Content starts
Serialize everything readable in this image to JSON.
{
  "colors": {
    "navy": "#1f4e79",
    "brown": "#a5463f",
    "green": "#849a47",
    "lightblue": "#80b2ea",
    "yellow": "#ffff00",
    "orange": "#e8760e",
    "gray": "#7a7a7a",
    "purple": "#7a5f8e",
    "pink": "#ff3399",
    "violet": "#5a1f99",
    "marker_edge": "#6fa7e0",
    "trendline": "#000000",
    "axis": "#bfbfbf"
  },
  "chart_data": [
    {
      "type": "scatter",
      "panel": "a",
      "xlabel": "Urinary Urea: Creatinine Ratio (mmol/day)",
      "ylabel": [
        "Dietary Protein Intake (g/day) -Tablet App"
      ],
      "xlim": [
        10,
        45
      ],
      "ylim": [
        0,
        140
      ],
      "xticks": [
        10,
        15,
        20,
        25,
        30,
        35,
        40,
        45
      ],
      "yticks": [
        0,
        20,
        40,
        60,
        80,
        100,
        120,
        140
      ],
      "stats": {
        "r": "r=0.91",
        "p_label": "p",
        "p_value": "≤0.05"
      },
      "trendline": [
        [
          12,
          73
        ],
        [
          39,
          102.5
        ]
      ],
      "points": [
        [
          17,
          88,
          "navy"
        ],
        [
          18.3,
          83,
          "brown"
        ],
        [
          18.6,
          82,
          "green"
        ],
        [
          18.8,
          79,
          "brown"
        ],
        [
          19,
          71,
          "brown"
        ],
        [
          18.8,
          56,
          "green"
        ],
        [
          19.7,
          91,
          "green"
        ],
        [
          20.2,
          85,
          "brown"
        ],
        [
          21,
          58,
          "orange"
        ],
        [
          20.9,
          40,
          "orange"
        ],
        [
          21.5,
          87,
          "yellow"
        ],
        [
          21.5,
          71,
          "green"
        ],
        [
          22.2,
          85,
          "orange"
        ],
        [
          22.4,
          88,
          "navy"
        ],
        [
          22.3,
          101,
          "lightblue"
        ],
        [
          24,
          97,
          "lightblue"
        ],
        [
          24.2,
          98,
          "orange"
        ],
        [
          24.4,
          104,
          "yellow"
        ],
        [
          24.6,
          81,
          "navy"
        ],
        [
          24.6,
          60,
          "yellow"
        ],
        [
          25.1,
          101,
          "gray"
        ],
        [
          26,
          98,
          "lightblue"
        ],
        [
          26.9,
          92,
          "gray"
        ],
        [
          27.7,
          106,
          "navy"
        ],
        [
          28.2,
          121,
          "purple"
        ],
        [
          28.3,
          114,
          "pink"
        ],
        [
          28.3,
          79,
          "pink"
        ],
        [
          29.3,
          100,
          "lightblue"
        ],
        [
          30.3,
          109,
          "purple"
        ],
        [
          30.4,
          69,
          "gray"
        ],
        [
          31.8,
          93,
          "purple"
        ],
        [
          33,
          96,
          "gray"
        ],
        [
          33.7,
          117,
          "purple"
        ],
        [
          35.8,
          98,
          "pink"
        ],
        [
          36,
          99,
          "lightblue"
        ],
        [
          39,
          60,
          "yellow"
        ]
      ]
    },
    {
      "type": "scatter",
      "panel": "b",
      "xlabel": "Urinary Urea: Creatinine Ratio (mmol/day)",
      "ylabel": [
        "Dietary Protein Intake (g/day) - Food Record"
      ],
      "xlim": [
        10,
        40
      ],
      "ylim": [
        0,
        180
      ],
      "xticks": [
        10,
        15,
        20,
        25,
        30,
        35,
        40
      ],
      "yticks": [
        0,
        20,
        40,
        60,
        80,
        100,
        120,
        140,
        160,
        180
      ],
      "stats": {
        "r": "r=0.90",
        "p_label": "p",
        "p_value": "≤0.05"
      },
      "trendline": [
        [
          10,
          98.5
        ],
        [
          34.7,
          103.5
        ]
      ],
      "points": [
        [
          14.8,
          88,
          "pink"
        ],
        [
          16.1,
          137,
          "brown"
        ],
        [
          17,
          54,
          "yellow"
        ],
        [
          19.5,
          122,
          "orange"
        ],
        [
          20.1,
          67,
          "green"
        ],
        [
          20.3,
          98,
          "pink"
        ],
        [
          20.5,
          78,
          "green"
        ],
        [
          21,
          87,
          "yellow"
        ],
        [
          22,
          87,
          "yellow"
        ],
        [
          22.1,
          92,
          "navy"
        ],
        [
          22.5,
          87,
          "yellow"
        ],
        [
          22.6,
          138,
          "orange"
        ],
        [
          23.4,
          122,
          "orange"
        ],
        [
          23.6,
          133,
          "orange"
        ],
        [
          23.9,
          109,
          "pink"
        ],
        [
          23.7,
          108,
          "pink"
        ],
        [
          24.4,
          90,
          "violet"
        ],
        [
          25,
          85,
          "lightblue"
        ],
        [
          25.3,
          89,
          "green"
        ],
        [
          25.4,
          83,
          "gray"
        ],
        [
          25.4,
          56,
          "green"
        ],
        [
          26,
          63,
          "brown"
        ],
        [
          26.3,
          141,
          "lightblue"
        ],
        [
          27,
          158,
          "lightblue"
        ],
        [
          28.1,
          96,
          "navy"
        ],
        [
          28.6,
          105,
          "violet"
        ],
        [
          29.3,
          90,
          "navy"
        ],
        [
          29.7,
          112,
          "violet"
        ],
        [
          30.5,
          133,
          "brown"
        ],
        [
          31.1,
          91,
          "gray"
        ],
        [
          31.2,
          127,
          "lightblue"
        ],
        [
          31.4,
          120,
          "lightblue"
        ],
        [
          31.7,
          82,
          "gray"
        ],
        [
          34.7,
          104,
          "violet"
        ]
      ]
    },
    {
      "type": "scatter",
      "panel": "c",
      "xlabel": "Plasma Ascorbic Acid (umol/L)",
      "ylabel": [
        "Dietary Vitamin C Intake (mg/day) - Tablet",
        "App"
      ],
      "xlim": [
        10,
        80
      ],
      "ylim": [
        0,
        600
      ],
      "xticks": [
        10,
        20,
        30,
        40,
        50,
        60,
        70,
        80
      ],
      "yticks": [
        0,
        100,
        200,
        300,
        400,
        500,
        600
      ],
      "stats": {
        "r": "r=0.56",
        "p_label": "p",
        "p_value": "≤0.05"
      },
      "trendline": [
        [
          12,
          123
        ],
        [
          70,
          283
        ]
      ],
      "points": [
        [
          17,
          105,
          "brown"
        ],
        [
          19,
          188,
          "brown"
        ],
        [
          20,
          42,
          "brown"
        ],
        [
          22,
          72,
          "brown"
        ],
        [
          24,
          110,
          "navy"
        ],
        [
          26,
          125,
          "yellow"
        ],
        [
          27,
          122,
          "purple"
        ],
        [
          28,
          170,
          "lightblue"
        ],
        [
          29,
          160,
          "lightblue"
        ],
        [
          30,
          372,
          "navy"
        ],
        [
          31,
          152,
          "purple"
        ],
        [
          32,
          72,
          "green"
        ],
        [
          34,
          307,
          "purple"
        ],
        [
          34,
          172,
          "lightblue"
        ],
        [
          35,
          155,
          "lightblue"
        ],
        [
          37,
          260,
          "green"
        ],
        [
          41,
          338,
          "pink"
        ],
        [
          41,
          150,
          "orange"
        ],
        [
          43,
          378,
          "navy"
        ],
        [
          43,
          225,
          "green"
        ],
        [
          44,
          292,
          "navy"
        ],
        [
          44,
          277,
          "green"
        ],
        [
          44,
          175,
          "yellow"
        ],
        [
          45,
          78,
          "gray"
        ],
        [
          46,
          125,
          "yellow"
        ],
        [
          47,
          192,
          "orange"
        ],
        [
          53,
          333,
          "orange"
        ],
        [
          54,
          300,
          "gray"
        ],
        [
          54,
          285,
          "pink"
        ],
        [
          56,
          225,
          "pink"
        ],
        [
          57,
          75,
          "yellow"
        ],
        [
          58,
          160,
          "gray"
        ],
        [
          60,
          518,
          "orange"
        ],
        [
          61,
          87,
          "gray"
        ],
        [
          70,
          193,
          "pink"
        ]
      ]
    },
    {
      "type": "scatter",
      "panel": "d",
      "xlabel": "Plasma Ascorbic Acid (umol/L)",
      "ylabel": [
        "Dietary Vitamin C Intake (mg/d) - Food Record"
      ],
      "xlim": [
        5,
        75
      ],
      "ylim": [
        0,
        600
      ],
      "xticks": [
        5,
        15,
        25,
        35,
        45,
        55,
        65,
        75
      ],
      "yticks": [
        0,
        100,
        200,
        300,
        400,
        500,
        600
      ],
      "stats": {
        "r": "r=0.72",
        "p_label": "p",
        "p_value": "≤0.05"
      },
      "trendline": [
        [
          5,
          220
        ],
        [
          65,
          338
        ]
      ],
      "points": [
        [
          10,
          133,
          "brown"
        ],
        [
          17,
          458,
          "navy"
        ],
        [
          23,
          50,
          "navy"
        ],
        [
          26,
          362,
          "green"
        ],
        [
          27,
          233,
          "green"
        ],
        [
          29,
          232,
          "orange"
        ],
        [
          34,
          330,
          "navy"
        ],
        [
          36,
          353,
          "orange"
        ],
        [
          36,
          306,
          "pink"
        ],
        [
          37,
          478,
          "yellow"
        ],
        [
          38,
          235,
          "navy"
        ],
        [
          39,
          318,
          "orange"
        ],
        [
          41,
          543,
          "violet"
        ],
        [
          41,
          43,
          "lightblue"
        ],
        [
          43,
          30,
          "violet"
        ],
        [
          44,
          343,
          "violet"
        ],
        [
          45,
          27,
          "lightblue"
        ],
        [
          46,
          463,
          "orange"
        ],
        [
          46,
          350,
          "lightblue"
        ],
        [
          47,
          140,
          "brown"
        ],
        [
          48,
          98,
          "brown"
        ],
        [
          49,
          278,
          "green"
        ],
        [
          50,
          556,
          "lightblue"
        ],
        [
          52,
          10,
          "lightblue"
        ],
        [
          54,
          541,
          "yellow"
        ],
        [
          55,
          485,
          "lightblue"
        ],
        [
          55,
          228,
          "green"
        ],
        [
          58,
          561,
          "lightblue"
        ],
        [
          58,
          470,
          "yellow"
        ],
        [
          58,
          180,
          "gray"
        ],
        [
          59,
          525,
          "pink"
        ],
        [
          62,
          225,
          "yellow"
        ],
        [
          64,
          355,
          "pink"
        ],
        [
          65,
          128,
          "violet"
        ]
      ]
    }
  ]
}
Content ends
## WORK INSTRUCTION
Check each line of the data for "Record". Copy the lines where it turns up.

## RESPONSE TO THIS EXERCISE
        "Dietary Protein Intake (g/day) - Food Record"
        "Dietary Vitamin C Intake (mg/d) - Food Record"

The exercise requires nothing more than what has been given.